◆ Data supplied:

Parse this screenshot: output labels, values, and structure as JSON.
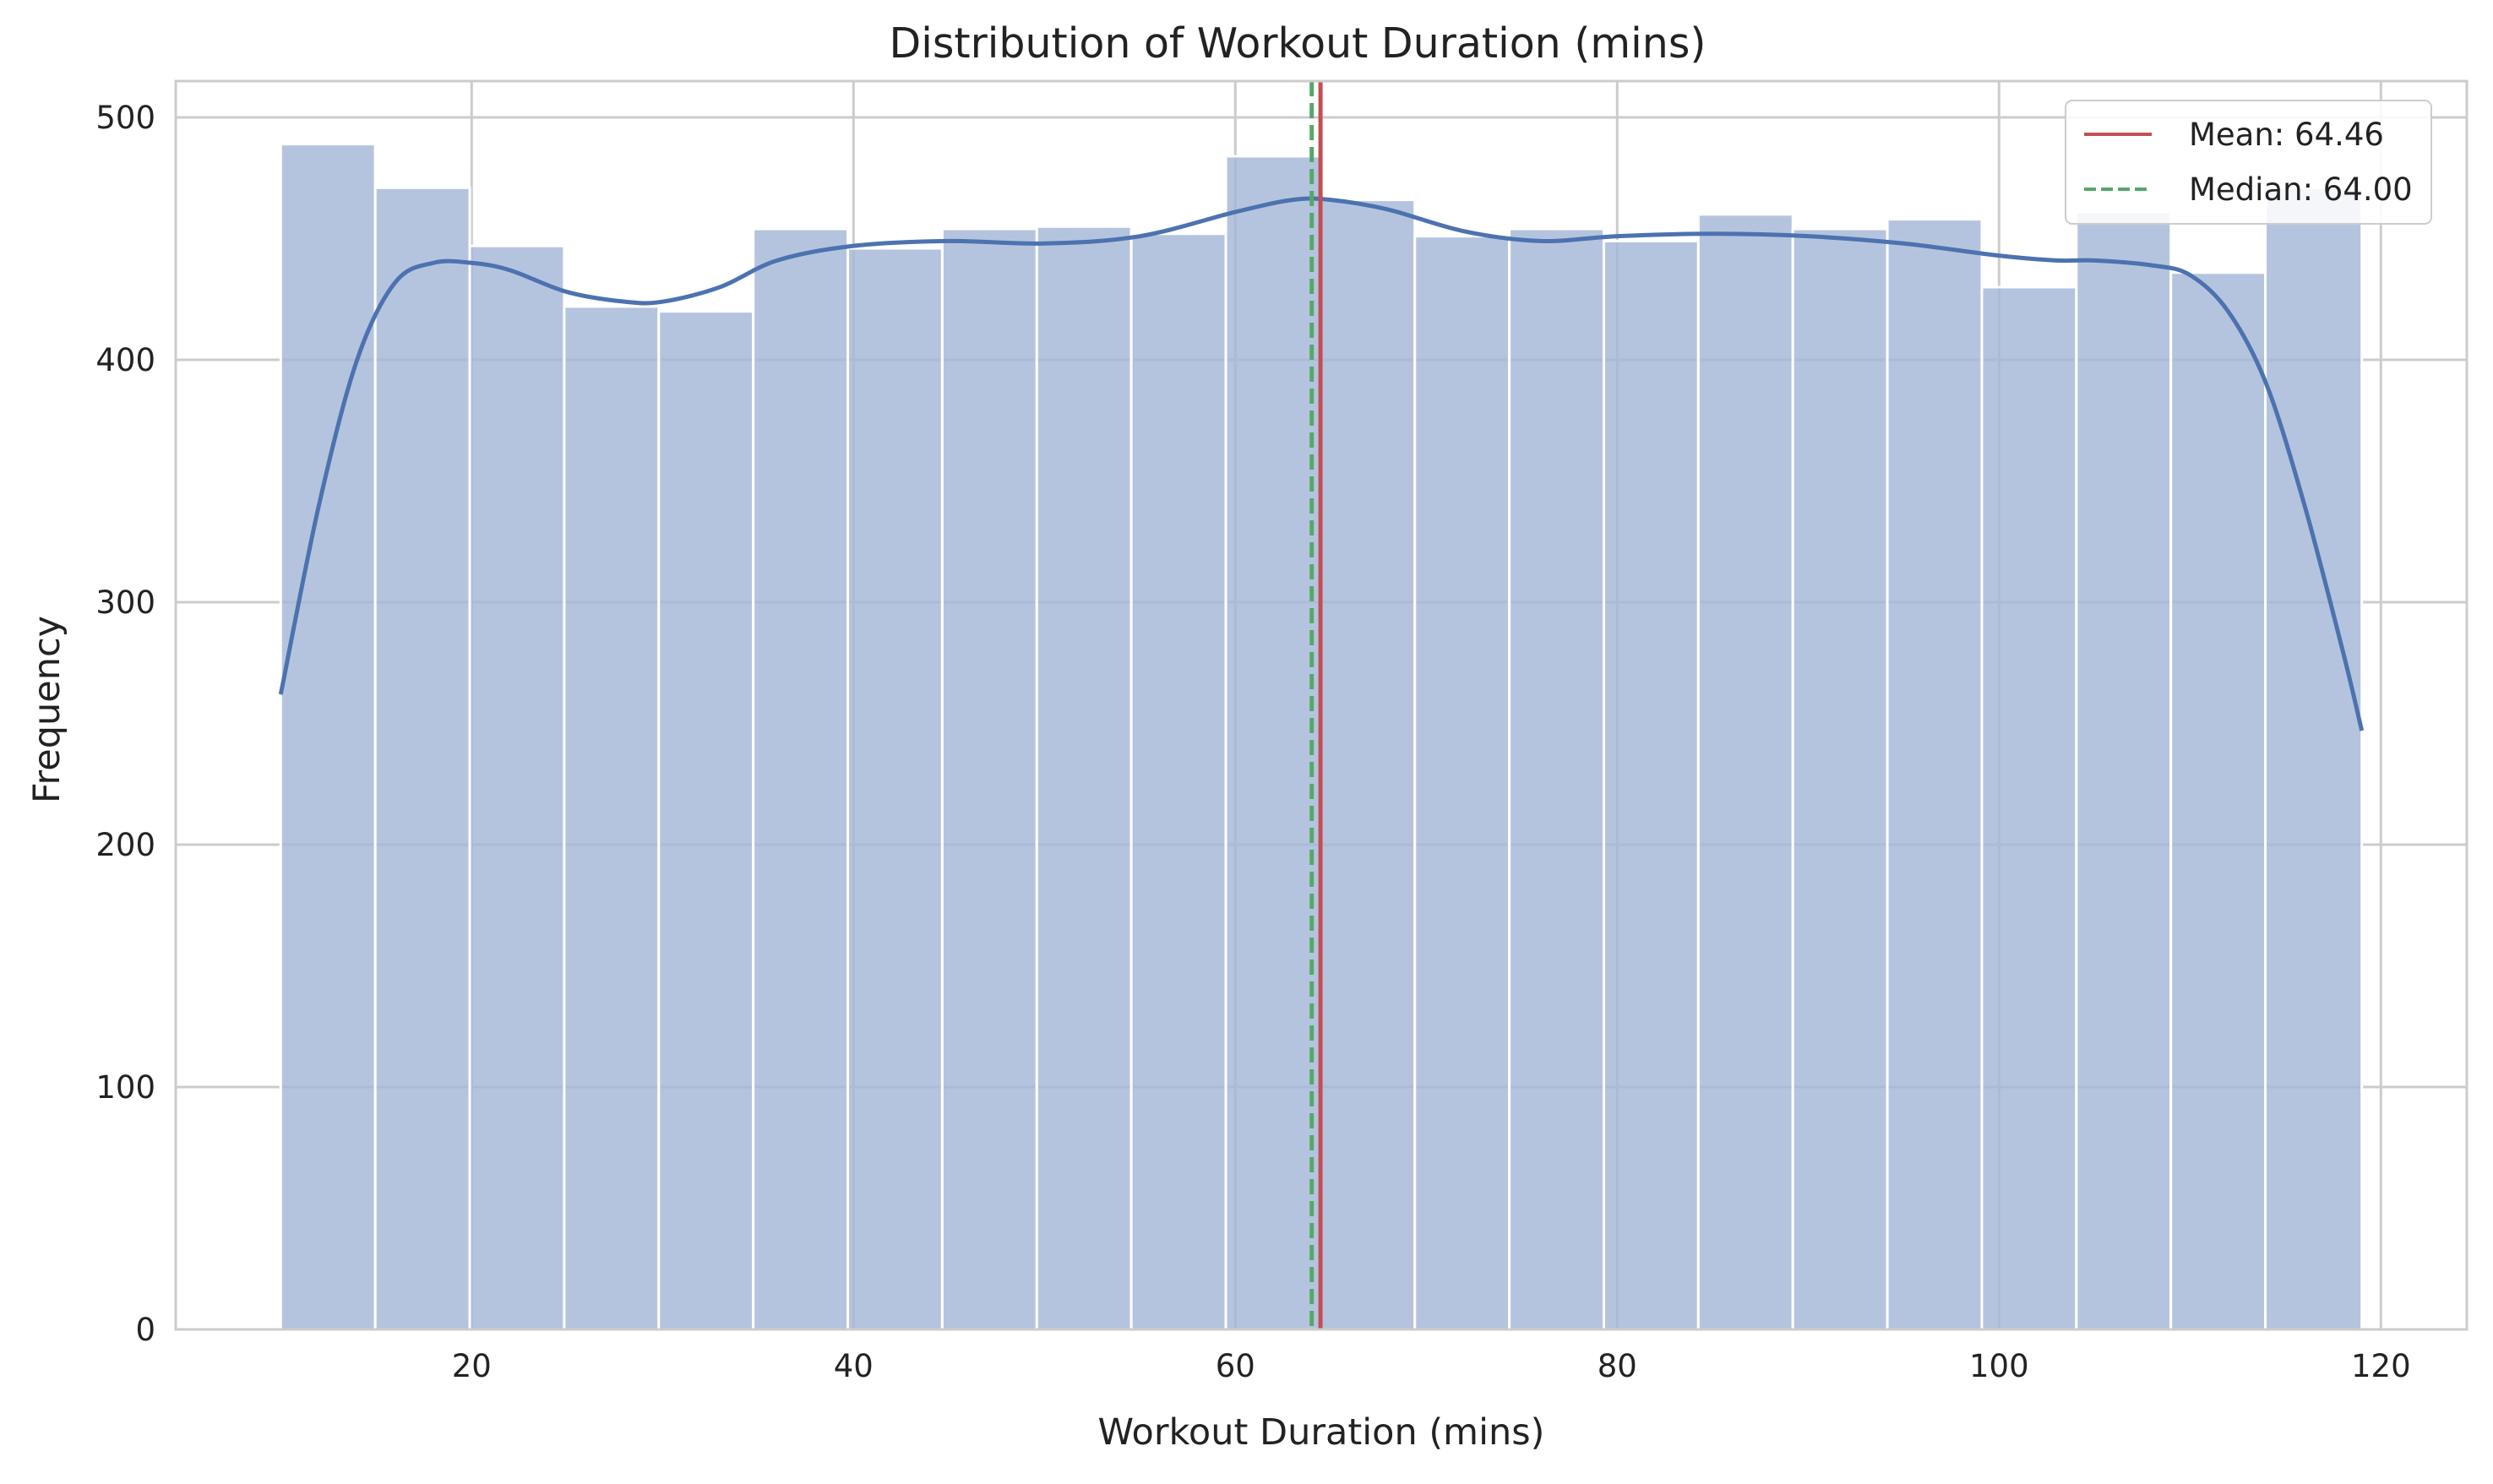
{
  "chart_data": {
    "type": "bar",
    "title": "Distribution of Workout Duration (mins)",
    "xlabel": "Workout Duration (mins)",
    "ylabel": "Frequency",
    "xlim": [
      4.5,
      124.5
    ],
    "ylim": [
      0,
      515
    ],
    "xticks": [
      20,
      40,
      60,
      80,
      100,
      120
    ],
    "yticks": [
      0,
      100,
      200,
      300,
      400,
      500
    ],
    "grid": true,
    "legend_position": "top-right",
    "bin_edges": [
      10,
      14.95,
      19.9,
      24.85,
      29.8,
      34.75,
      39.7,
      44.65,
      49.6,
      54.55,
      59.5,
      64.45,
      69.4,
      74.35,
      79.3,
      84.25,
      89.2,
      94.15,
      99.1,
      104.05,
      109.0,
      113.95,
      119.0
    ],
    "values": [
      489,
      471,
      447,
      422,
      420,
      454,
      446,
      454,
      455,
      452,
      484,
      466,
      451,
      454,
      449,
      460,
      454,
      458,
      430,
      461,
      436,
      471
    ],
    "kde": {
      "x": [
        10,
        12,
        14,
        16,
        18,
        20,
        22,
        25,
        28,
        30,
        33,
        36,
        40,
        45,
        50,
        55,
        60,
        63,
        65,
        68,
        72,
        76,
        80,
        85,
        90,
        95,
        100,
        103,
        105,
        108,
        110,
        112,
        114,
        116,
        118,
        119
      ],
      "y": [
        262,
        340,
        400,
        432,
        440,
        440,
        437,
        428,
        424,
        424,
        430,
        441,
        447,
        449,
        448,
        451,
        461,
        466,
        466,
        462,
        453,
        449,
        451,
        452,
        451,
        448,
        443,
        441,
        441,
        439,
        435,
        420,
        390,
        340,
        280,
        247
      ]
    },
    "mean": 64.46,
    "median": 64.0,
    "legend": [
      "Mean: 64.46",
      "Median: 64.00"
    ],
    "colors": {
      "bar_fill": "#a5b7d7",
      "bar_edge": "#ffffff",
      "kde_line": "#4c72b0",
      "mean_line": "#c44e52",
      "median_line": "#55a868",
      "grid": "#cccccc",
      "frame": "#cccccc"
    }
  }
}
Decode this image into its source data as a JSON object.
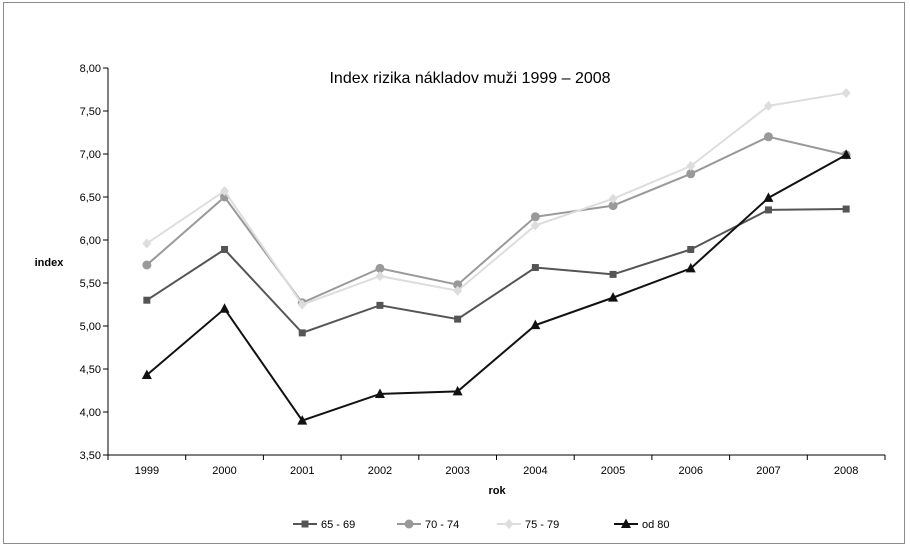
{
  "chart_data": {
    "type": "line",
    "title": "Index rizika nákladov muži 1999 – 2008",
    "xlabel": "rok",
    "ylabel": "index",
    "categories": [
      "1999",
      "2000",
      "2001",
      "2002",
      "2003",
      "2004",
      "2005",
      "2006",
      "2007",
      "2008"
    ],
    "ylim": [
      3.5,
      8.0
    ],
    "yticks": [
      "3,50",
      "4,00",
      "4,50",
      "5,00",
      "5,50",
      "6,00",
      "6,50",
      "7,00",
      "7,50",
      "8,00"
    ],
    "grid": false,
    "legend_position": "bottom",
    "series": [
      {
        "name": "65 - 69",
        "color": "#555555",
        "marker": "square",
        "values": [
          5.3,
          5.89,
          4.92,
          5.24,
          5.08,
          5.68,
          5.6,
          5.89,
          6.35,
          6.36
        ]
      },
      {
        "name": "70 - 74",
        "color": "#999999",
        "marker": "circle",
        "values": [
          5.71,
          6.5,
          5.27,
          5.67,
          5.48,
          6.27,
          6.4,
          6.77,
          7.2,
          6.99
        ]
      },
      {
        "name": "75 - 79",
        "color": "#dddddd",
        "marker": "diamond",
        "values": [
          5.96,
          6.57,
          5.25,
          5.58,
          5.41,
          6.17,
          6.48,
          6.86,
          7.56,
          7.71
        ]
      },
      {
        "name": "od 80",
        "color": "#111111",
        "marker": "triangle",
        "values": [
          4.43,
          5.2,
          3.9,
          4.21,
          4.24,
          5.01,
          5.33,
          5.67,
          6.49,
          6.99
        ]
      }
    ]
  }
}
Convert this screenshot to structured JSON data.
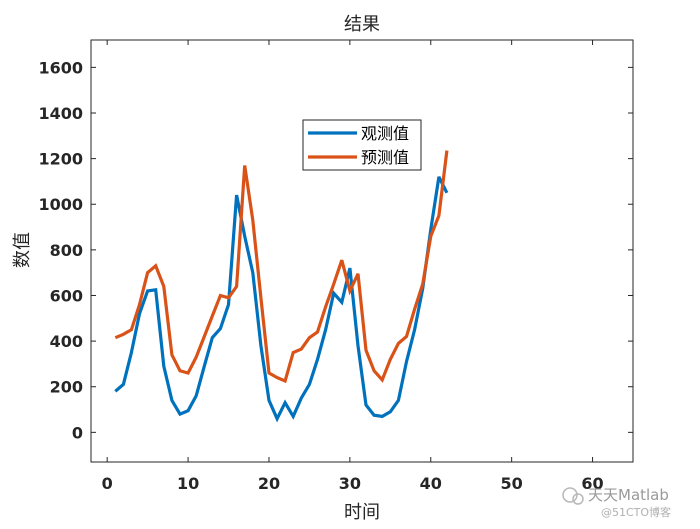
{
  "chart_data": {
    "type": "line",
    "title": "结果",
    "xlabel": "时间",
    "ylabel": "数值",
    "xlim": [
      -2,
      65
    ],
    "ylim": [
      -130,
      1720
    ],
    "xticks": [
      0,
      10,
      20,
      30,
      40,
      50,
      60
    ],
    "yticks": [
      0,
      200,
      400,
      600,
      800,
      1000,
      1200,
      1400,
      1600
    ],
    "grid": false,
    "legend_position": "upper-center",
    "series": [
      {
        "name": "观测值",
        "color": "#0072BD",
        "x": [
          1,
          2,
          3,
          4,
          5,
          6,
          7,
          8,
          9,
          10,
          11,
          12,
          13,
          14,
          15,
          16,
          17,
          18,
          19,
          20,
          21,
          22,
          23,
          24,
          25,
          26,
          27,
          28,
          29,
          30,
          31,
          32,
          33,
          34,
          35,
          36,
          37,
          38,
          39,
          40,
          41,
          42
        ],
        "values": [
          180,
          210,
          350,
          520,
          620,
          625,
          290,
          140,
          80,
          95,
          160,
          290,
          415,
          455,
          560,
          1040,
          860,
          700,
          380,
          140,
          60,
          130,
          70,
          150,
          210,
          320,
          450,
          610,
          570,
          720,
          380,
          120,
          75,
          70,
          90,
          140,
          310,
          450,
          630,
          890,
          1120,
          1050
        ]
      },
      {
        "name": "预测值",
        "color": "#D95319",
        "x": [
          1,
          2,
          3,
          4,
          5,
          6,
          7,
          8,
          9,
          10,
          11,
          12,
          13,
          14,
          15,
          16,
          17,
          18,
          19,
          20,
          21,
          22,
          23,
          24,
          25,
          26,
          27,
          28,
          29,
          30,
          31,
          32,
          33,
          34,
          35,
          36,
          37,
          38,
          39,
          40,
          41,
          42
        ],
        "values": [
          415,
          430,
          450,
          560,
          700,
          730,
          640,
          340,
          270,
          260,
          330,
          420,
          510,
          600,
          590,
          640,
          1170,
          930,
          590,
          260,
          240,
          225,
          350,
          365,
          415,
          440,
          550,
          650,
          755,
          620,
          695,
          360,
          270,
          230,
          320,
          390,
          420,
          540,
          650,
          860,
          950,
          1235
        ]
      }
    ]
  },
  "watermark": {
    "brand": "天天Matlab",
    "sub": "@51CTO博客"
  }
}
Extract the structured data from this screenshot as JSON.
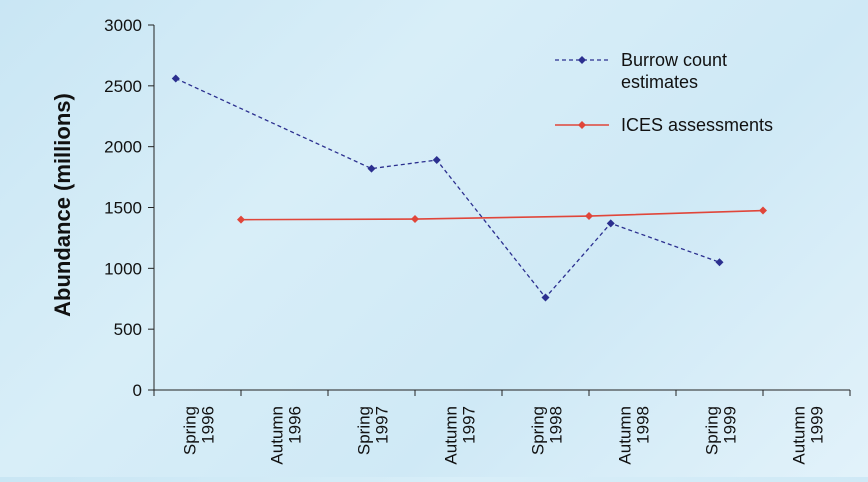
{
  "chart_data": {
    "type": "line",
    "title": "",
    "ylabel": "Abundance (millions)",
    "xlabel": "",
    "ylim": [
      0,
      3000
    ],
    "yticks": [
      0,
      500,
      1000,
      1500,
      2000,
      2500,
      3000
    ],
    "categories": [
      [
        "Spring",
        "1996"
      ],
      [
        "Autumn",
        "1996"
      ],
      [
        "Spring",
        "1997"
      ],
      [
        "Autumn",
        "1997"
      ],
      [
        "Spring",
        "1998"
      ],
      [
        "Autumn",
        "1998"
      ],
      [
        "Spring",
        "1999"
      ],
      [
        "Autumn",
        "1999"
      ]
    ],
    "legend_position": "top-right",
    "grid": false,
    "series": [
      {
        "name": "Burrow count estimates",
        "name_lines": [
          "Burrow count",
          "estimates"
        ],
        "color": "#2b2f8f",
        "style": "dashed",
        "points": [
          {
            "x": 0.25,
            "y": 2560
          },
          {
            "x": 2.5,
            "y": 1820
          },
          {
            "x": 3.25,
            "y": 1890
          },
          {
            "x": 4.5,
            "y": 760
          },
          {
            "x": 5.25,
            "y": 1370
          },
          {
            "x": 6.5,
            "y": 1050
          }
        ]
      },
      {
        "name": "ICES assessments",
        "name_lines": [
          "ICES assessments"
        ],
        "color": "#e0463a",
        "style": "solid",
        "points": [
          {
            "x": 1,
            "y": 1400
          },
          {
            "x": 3,
            "y": 1405
          },
          {
            "x": 5,
            "y": 1430
          },
          {
            "x": 7,
            "y": 1475
          }
        ]
      }
    ]
  }
}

◆ Your goal: Search the data above for the word "screenshot", then gather each line in which it appears.

◆ Task response:
Parse this screenshot: output labels, values, and structure as JSON.
Convert this screenshot to structured JSON data.
Extract the structured data from this screenshot as JSON.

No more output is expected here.